Given information
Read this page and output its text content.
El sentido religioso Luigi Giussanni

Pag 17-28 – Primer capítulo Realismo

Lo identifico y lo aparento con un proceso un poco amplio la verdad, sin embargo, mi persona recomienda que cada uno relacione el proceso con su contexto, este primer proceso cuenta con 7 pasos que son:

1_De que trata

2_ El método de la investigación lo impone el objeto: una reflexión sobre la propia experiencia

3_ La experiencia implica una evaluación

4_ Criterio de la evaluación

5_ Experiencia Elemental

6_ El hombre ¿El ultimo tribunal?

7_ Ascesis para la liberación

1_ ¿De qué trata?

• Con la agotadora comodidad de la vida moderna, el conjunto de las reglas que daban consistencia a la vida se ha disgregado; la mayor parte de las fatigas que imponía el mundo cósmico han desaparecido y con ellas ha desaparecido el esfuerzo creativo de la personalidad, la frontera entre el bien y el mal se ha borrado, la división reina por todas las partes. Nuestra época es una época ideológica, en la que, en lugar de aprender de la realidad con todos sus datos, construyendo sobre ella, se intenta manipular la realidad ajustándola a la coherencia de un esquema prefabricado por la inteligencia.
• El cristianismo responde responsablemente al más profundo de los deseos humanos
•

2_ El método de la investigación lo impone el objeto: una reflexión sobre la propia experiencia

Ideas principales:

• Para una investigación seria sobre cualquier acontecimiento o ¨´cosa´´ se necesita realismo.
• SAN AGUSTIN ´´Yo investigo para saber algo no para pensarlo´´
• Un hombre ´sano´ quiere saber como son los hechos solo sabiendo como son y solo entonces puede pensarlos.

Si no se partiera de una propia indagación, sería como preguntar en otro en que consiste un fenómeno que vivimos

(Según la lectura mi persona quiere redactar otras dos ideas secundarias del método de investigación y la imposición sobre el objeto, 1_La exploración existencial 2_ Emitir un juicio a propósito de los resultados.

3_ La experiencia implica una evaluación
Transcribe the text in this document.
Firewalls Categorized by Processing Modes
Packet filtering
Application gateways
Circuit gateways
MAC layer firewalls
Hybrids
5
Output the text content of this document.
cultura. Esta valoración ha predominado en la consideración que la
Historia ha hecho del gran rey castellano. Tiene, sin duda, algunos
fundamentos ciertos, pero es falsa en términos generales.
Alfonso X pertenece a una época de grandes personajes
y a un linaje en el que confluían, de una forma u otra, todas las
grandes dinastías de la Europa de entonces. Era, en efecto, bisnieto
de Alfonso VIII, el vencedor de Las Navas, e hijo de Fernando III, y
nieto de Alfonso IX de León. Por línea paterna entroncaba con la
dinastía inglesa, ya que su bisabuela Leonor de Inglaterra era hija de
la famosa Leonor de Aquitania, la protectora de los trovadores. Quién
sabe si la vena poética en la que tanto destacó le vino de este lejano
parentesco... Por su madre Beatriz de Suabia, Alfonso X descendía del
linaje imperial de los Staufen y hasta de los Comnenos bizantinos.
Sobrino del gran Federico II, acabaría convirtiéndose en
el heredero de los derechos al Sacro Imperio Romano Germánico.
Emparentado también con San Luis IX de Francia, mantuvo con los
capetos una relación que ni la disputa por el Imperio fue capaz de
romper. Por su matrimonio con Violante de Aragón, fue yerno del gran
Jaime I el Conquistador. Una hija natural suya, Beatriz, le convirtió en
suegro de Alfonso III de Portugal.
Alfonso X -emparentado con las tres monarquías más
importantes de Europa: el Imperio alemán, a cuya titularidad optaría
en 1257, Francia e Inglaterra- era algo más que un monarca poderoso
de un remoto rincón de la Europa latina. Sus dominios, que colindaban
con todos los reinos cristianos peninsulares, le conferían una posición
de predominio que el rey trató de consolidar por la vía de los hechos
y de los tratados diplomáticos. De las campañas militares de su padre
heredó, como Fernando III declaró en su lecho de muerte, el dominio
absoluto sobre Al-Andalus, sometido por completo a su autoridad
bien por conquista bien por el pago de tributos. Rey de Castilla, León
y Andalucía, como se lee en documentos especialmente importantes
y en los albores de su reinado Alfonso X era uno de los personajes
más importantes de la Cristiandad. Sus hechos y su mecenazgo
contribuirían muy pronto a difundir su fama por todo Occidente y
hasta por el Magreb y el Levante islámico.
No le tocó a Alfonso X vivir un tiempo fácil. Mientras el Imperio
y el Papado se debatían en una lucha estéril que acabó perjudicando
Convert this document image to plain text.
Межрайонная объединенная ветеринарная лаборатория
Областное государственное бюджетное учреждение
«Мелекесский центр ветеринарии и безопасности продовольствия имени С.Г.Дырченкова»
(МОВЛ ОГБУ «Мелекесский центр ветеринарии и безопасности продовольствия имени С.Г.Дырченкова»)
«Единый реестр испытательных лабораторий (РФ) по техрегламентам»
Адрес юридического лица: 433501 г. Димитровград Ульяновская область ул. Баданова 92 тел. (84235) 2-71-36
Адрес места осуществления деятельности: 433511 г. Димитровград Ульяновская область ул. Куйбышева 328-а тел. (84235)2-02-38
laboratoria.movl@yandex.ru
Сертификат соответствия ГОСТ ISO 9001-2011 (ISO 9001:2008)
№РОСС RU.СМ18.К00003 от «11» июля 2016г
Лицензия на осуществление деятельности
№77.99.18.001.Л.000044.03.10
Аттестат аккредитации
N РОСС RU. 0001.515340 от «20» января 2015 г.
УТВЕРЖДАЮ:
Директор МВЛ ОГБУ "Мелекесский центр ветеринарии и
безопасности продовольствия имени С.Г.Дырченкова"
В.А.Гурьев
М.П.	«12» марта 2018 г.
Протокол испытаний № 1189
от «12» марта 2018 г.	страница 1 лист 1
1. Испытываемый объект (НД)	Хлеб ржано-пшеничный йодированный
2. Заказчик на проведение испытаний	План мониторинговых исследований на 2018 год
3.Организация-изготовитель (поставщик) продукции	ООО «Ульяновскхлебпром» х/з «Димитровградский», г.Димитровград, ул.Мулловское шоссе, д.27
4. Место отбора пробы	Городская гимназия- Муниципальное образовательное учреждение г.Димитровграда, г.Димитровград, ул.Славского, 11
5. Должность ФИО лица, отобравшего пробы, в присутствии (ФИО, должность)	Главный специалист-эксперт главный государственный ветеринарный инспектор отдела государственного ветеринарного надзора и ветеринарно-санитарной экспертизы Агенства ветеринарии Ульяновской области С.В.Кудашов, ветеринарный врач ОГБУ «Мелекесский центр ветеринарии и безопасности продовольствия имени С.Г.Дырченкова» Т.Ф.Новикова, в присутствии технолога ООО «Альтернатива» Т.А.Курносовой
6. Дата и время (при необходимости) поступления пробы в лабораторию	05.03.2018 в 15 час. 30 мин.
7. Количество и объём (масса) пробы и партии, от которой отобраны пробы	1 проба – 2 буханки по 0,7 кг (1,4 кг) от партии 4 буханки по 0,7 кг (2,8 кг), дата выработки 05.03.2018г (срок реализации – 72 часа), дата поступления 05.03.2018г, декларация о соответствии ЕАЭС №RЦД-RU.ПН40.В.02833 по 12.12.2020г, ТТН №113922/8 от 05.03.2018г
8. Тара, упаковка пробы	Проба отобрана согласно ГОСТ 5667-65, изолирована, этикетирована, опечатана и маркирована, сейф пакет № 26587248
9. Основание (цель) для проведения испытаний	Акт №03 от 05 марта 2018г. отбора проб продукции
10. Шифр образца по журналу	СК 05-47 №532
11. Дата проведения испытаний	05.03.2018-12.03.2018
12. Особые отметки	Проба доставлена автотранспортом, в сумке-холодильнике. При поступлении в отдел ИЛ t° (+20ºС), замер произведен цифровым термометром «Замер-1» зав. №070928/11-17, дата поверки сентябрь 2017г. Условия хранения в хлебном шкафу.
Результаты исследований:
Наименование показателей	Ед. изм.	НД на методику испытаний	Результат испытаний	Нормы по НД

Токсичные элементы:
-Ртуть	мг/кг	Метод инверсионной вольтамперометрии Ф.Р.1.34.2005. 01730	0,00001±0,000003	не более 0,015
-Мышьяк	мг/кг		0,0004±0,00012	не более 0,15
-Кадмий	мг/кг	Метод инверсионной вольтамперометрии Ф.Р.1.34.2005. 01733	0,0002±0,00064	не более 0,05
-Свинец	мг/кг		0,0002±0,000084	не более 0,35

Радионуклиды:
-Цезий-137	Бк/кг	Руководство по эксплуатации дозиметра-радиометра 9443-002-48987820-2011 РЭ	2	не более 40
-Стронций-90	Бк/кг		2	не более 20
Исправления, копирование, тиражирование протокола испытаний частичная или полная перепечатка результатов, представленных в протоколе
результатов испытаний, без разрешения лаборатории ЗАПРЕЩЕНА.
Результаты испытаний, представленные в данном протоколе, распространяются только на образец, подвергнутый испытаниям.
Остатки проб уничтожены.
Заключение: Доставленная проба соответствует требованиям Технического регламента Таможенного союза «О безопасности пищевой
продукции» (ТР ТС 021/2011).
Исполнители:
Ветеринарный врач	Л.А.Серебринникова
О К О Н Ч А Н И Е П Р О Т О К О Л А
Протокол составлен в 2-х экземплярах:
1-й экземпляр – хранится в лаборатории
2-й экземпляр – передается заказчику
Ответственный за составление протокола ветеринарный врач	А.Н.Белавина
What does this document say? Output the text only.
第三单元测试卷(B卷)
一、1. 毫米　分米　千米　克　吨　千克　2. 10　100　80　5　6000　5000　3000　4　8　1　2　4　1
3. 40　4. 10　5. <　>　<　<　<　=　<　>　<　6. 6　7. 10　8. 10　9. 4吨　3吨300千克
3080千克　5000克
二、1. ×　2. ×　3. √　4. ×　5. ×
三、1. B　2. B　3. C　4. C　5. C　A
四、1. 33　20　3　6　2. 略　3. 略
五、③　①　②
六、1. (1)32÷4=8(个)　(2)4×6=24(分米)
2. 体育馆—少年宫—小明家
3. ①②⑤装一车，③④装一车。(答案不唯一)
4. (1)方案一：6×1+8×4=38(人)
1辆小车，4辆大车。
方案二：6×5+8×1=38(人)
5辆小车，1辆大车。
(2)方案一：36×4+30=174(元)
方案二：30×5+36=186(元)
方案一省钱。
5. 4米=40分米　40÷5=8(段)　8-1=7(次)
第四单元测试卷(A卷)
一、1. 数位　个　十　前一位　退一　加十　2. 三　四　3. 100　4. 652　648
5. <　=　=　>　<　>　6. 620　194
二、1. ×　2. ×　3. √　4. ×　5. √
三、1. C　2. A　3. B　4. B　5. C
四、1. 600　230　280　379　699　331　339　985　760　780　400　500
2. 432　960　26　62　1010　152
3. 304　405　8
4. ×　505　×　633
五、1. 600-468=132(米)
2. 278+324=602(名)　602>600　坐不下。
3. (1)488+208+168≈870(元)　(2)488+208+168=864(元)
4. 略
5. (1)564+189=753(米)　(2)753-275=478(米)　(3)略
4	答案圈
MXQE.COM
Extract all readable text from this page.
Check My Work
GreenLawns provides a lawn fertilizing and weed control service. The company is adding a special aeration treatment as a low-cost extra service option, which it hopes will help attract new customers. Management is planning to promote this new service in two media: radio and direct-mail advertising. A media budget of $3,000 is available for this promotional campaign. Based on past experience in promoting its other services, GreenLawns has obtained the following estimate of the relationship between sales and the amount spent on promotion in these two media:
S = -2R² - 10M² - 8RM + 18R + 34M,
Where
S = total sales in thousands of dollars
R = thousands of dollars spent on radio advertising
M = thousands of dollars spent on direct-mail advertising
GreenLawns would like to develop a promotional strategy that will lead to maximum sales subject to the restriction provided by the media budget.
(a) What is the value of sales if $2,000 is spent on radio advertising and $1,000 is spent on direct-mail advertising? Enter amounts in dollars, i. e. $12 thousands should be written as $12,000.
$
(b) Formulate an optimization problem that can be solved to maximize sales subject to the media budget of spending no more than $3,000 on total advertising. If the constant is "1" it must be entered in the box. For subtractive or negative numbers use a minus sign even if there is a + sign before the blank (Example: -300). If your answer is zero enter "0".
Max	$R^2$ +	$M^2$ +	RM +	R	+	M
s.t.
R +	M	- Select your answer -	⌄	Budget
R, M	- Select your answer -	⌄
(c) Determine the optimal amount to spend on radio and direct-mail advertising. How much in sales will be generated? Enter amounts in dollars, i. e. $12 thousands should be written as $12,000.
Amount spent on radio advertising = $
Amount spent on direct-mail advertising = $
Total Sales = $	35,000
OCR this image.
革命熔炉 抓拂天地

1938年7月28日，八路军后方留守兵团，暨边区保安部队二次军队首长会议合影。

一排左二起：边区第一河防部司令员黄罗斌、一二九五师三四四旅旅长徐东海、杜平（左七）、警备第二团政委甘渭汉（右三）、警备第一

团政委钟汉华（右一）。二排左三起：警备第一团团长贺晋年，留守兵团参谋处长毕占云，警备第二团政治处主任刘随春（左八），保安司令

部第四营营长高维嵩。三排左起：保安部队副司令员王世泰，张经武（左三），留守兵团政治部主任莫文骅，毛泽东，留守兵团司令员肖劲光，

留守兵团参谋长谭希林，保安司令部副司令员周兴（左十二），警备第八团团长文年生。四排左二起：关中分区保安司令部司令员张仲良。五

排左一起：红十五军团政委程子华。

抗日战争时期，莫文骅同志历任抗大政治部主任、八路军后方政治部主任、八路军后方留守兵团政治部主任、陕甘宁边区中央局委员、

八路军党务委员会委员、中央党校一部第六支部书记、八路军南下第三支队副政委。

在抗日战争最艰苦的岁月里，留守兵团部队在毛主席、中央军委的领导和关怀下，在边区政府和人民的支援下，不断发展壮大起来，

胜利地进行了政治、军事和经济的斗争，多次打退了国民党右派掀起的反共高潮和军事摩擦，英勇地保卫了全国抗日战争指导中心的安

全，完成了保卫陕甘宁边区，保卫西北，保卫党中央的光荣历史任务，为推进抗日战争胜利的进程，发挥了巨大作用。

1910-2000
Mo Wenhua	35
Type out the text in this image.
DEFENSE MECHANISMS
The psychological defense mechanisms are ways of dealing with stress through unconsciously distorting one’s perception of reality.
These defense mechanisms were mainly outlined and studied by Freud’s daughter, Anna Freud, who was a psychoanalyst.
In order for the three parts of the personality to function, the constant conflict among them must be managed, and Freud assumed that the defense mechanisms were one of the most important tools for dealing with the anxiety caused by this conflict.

Work instructions
Give only the number of lines in the material above that hold the word "Адрес".

Correct response
2